→ Work required
Print out each entry below exactly, please.

Records about charts and figures
* * * * * * *

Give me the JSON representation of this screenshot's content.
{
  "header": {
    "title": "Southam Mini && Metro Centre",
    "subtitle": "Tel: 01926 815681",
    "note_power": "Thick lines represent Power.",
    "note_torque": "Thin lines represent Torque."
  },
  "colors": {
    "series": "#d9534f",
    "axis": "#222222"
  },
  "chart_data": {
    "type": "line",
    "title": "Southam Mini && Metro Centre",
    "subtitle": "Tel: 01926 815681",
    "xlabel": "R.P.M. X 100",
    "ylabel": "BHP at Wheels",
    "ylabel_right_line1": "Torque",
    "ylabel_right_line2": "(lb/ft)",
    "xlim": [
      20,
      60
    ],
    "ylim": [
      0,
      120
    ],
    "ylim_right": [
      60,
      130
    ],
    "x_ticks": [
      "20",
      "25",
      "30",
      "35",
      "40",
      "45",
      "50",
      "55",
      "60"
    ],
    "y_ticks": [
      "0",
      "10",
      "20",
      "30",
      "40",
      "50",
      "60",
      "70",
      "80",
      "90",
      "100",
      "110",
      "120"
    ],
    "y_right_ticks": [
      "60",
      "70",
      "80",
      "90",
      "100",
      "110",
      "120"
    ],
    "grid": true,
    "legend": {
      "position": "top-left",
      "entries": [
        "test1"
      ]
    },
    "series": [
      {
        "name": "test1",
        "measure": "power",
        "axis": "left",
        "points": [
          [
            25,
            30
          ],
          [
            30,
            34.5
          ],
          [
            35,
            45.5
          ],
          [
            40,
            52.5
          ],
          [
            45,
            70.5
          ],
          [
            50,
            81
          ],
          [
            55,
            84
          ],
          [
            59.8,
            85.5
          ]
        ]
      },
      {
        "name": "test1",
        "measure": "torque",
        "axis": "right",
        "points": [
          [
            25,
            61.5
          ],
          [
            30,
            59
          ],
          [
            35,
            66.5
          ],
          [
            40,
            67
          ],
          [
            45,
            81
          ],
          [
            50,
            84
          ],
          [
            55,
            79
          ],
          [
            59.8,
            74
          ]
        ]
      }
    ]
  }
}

* * * * * * *

→ Response for this exercise
Give me the JSON representation of this screenshot's content.
{
  "header": {
    "title": "Southam Mini && Metro Centre",
    "subtitle": "Tel: 01926 815681",
    "note_power": "Thick lines represent Power.",
    "note_torque": "Thin lines represent Torque."
  },
  "colors": {
    "series": "#d9534f",
    "axis": "#222222"
  },
  "chart_data": {
    "type": "line",
    "title": "Southam Mini && Metro Centre",
    "subtitle": "Tel: 01926 815681",
    "xlabel": "R.P.M. X 100",
    "ylabel": "BHP at Wheels",
    "ylabel_right_line1": "Torque",
    "ylabel_right_line2": "(lb/ft)",
    "xlim": [
      20,
      60
    ],
    "ylim": [
      0,
      120
    ],
    "ylim_right": [
      60,
      130
    ],
    "x_ticks": [
      "20",
      "25",
      "30",
      "35",
      "40",
      "45",
      "50",
      "55",
      "60"
    ],
    "y_ticks": [
      "0",
      "10",
      "20",
      "30",
      "40",
      "50",
      "60",
      "70",
      "80",
      "90",
      "100",
      "110",
      "120"
    ],
    "y_right_ticks": [
      "60",
      "70",
      "80",
      "90",
      "100",
      "110",
      "120"
    ],
    "grid": true,
    "legend": {
      "position": "top-left",
      "entries": [
        "test1"
      ]
    },
    "series": [
      {
        "name": "test1",
        "measure": "power",
        "axis": "left",
        "points": [
          [
            25,
            30
          ],
          [
            30,
            34.5
          ],
          [
            35,
            45.5
          ],
          [
            40,
            52.5
          ],
          [
            45,
            70.5
          ],
          [
            50,
            81
          ],
          [
            55,
            84
          ],
          [
            59.8,
            85.5
          ]
        ]
      },
      {
        "name": "test1",
        "measure": "torque",
        "axis": "right",
        "points": [
          [
            25,
            61.5
          ],
          [
            30,
            59
          ],
          [
            35,
            66.5
          ],
          [
            40,
            67
          ],
          [
            45,
            81
          ],
          [
            50,
            84
          ],
          [
            55,
            79
          ],
          [
            59.8,
            74
          ]
        ]
      }
    ]
  }
}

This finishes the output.